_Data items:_
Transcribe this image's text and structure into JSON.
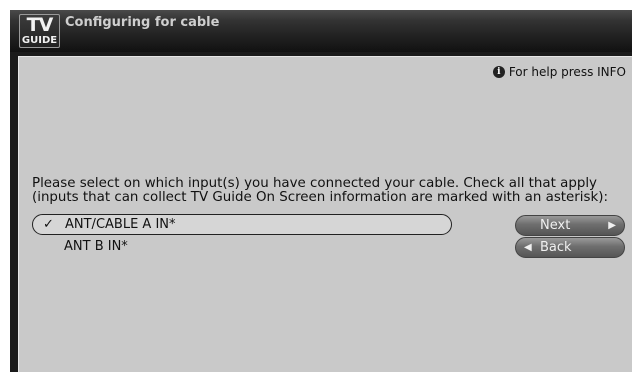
{
  "logo": {
    "top_text": "TV",
    "bottom_text": "GUIDE"
  },
  "header": {
    "title": "Configuring for cable"
  },
  "help": {
    "icon": "info-icon",
    "text": "For help press INFO"
  },
  "instructions": "Please select on which input(s) you have connected your cable.  Check all that apply (inputs that can collect TV Guide On Screen information are marked with an asterisk):",
  "options": [
    {
      "label": "ANT/CABLE A IN*",
      "checked": true,
      "check_mark": "✓",
      "focused": true
    },
    {
      "label": "ANT B IN*",
      "checked": false,
      "check_mark": "",
      "focused": false
    }
  ],
  "buttons": {
    "next": {
      "label": "Next",
      "arrow": "right-arrow-icon"
    },
    "back": {
      "label": "Back",
      "arrow": "left-arrow-icon"
    }
  }
}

_YOUR GOAL:_
Write the entries above out in full, exactly, with no images.

_WORKED ANSWER:_
Transcribe this image's text and structure into JSON.
{
  "logo": {
    "top_text": "TV",
    "bottom_text": "GUIDE"
  },
  "header": {
    "title": "Configuring for cable"
  },
  "help": {
    "icon": "info-icon",
    "text": "For help press INFO"
  },
  "instructions": "Please select on which input(s) you have connected your cable.  Check all that apply (inputs that can collect TV Guide On Screen information are marked with an asterisk):",
  "options": [
    {
      "label": "ANT/CABLE A IN*",
      "checked": true,
      "check_mark": "✓",
      "focused": true
    },
    {
      "label": "ANT B IN*",
      "checked": false,
      "check_mark": "",
      "focused": false
    }
  ],
  "buttons": {
    "next": {
      "label": "Next",
      "arrow": "right-arrow-icon"
    },
    "back": {
      "label": "Back",
      "arrow": "left-arrow-icon"
    }
  }
}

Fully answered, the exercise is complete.